Figure data in JSON:

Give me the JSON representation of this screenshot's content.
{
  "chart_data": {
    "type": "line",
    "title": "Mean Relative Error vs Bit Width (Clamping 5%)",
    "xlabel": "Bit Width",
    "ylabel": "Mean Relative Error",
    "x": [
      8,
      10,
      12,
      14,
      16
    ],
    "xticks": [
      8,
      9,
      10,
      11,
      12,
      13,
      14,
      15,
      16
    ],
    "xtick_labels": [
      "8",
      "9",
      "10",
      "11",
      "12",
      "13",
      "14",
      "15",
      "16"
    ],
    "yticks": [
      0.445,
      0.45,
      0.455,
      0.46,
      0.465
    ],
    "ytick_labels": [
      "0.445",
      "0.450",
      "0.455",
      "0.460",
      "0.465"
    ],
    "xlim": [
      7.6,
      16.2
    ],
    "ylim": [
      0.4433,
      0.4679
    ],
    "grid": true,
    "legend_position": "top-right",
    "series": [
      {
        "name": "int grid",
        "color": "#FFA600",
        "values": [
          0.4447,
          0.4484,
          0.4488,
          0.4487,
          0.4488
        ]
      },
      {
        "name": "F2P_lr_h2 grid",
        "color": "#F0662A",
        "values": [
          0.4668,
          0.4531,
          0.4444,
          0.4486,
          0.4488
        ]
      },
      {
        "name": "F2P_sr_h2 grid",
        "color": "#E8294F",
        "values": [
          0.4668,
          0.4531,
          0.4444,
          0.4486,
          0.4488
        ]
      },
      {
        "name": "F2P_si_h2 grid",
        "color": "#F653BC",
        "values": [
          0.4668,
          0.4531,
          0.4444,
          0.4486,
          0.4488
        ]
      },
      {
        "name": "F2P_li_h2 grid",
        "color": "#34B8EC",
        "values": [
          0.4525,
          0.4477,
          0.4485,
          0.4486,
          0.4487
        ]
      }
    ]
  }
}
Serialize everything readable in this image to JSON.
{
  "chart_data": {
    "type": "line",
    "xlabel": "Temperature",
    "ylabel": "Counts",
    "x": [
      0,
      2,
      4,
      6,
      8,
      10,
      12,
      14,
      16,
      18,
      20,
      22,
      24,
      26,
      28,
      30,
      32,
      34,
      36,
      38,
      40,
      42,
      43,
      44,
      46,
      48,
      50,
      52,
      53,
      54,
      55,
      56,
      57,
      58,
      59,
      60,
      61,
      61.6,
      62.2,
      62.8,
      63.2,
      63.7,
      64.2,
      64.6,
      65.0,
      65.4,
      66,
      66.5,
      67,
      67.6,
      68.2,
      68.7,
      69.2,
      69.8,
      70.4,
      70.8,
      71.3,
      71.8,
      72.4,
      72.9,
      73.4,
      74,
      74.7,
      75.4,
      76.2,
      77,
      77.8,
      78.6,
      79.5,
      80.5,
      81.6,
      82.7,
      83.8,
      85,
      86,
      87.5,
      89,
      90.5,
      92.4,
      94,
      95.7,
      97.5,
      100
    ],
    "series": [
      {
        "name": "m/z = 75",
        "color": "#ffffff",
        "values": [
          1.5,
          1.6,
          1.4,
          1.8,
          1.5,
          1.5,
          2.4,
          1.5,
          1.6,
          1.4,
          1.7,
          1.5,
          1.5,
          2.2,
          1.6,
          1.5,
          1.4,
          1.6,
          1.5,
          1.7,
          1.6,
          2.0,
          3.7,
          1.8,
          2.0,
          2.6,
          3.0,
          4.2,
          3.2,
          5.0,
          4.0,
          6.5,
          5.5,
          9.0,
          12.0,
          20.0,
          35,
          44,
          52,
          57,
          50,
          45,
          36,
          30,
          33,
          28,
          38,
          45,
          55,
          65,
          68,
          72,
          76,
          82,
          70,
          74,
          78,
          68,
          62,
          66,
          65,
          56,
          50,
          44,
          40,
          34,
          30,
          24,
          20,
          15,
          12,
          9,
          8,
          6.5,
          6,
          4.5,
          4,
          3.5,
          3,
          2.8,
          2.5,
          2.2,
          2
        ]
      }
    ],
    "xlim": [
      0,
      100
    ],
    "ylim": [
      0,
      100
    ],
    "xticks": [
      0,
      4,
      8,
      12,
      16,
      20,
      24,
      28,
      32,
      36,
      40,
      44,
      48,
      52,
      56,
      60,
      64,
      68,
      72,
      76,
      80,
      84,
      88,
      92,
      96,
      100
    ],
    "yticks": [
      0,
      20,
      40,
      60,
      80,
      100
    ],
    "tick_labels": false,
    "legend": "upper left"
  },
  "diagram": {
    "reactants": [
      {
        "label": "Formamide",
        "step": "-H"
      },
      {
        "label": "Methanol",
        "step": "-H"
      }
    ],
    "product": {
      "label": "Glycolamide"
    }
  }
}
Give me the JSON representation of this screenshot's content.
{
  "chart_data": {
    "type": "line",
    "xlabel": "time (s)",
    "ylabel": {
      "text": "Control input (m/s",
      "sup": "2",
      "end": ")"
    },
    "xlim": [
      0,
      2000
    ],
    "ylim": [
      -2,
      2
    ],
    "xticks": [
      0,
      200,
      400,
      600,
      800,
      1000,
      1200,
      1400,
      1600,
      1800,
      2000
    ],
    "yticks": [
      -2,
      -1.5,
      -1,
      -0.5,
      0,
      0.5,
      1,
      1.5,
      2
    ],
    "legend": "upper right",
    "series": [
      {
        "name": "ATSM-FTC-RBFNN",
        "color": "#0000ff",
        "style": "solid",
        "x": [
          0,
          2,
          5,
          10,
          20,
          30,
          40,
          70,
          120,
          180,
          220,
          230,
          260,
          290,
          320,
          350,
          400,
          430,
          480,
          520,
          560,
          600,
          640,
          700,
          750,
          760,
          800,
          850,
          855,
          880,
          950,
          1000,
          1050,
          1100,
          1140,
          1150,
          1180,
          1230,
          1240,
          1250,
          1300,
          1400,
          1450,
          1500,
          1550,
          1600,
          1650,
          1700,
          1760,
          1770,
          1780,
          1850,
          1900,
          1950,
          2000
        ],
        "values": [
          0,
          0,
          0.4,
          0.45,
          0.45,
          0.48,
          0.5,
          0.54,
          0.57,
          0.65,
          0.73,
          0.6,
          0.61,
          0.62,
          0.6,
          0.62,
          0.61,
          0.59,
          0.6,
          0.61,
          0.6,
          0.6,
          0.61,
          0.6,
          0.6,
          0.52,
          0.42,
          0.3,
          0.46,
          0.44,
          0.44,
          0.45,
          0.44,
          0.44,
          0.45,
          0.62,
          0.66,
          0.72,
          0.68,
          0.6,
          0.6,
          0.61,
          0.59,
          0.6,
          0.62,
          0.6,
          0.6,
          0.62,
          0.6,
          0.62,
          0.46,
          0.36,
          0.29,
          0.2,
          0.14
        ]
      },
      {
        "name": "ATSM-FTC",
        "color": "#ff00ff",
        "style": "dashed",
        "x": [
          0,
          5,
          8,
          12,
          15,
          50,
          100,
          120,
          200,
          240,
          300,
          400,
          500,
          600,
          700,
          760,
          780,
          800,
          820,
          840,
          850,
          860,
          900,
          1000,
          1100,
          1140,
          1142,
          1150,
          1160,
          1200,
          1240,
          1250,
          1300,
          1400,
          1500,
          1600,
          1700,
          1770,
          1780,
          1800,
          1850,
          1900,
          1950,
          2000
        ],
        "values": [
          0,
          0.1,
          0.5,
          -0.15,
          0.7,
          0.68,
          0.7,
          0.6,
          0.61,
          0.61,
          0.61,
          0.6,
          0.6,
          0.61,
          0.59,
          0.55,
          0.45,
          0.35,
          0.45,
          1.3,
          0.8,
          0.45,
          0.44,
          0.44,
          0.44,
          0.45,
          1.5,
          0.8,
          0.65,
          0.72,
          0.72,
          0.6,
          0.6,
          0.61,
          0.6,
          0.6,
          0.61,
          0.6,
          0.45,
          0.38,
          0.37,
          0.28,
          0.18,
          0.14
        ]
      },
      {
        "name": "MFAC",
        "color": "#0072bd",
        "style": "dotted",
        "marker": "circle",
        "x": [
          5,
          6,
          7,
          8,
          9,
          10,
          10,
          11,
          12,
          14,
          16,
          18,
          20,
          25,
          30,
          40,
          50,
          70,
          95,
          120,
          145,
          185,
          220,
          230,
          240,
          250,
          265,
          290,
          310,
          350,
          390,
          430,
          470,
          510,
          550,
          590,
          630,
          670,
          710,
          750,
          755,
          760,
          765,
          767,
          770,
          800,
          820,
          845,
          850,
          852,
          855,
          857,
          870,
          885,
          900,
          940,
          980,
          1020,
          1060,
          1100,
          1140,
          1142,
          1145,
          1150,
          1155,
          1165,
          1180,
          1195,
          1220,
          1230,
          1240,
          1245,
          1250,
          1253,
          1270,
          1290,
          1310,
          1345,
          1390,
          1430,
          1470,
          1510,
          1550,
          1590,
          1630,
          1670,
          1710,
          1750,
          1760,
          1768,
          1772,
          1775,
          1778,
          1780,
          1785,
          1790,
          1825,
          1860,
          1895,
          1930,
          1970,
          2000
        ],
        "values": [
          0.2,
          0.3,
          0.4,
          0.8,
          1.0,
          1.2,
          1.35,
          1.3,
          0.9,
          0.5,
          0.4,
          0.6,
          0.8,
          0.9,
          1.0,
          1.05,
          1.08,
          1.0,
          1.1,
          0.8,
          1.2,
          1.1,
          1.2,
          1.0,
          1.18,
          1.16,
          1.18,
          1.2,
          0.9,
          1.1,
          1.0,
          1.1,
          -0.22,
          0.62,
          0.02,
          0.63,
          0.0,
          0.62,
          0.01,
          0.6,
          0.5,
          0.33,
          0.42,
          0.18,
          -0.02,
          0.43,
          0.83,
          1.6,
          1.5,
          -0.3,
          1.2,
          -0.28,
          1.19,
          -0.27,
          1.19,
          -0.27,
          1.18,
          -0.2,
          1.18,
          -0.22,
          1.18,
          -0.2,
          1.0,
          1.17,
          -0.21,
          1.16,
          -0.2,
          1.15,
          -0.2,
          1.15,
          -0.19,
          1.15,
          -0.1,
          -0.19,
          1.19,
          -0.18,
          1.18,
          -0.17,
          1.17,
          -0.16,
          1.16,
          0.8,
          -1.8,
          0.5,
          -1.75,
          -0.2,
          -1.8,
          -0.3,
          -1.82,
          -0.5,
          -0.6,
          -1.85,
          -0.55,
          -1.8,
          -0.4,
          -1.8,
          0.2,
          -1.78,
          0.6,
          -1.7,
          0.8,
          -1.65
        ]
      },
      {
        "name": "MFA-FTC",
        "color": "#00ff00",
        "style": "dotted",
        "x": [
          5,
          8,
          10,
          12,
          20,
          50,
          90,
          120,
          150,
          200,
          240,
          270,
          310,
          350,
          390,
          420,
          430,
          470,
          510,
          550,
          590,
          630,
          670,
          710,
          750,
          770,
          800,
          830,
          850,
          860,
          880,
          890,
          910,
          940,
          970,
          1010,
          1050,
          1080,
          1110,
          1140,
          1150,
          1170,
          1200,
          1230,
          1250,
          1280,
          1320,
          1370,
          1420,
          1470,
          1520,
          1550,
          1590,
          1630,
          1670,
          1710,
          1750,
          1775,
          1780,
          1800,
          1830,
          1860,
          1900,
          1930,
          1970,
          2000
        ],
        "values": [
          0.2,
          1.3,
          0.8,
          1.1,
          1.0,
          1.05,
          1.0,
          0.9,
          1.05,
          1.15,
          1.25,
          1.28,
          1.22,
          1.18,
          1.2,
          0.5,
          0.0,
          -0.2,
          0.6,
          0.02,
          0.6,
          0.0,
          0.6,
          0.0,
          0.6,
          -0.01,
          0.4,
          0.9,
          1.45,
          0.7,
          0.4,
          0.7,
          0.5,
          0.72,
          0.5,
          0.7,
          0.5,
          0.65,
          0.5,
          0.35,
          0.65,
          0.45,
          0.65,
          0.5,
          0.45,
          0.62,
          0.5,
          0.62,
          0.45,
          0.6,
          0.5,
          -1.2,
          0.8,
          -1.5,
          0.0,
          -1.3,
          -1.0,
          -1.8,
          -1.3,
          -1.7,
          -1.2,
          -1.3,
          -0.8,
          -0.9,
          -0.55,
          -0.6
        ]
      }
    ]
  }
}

EXERCISE:
Using the data above, copy each line that contains "right".

FINISHED TASK:
    "legend_position": "top-right",
    "legend": "upper right",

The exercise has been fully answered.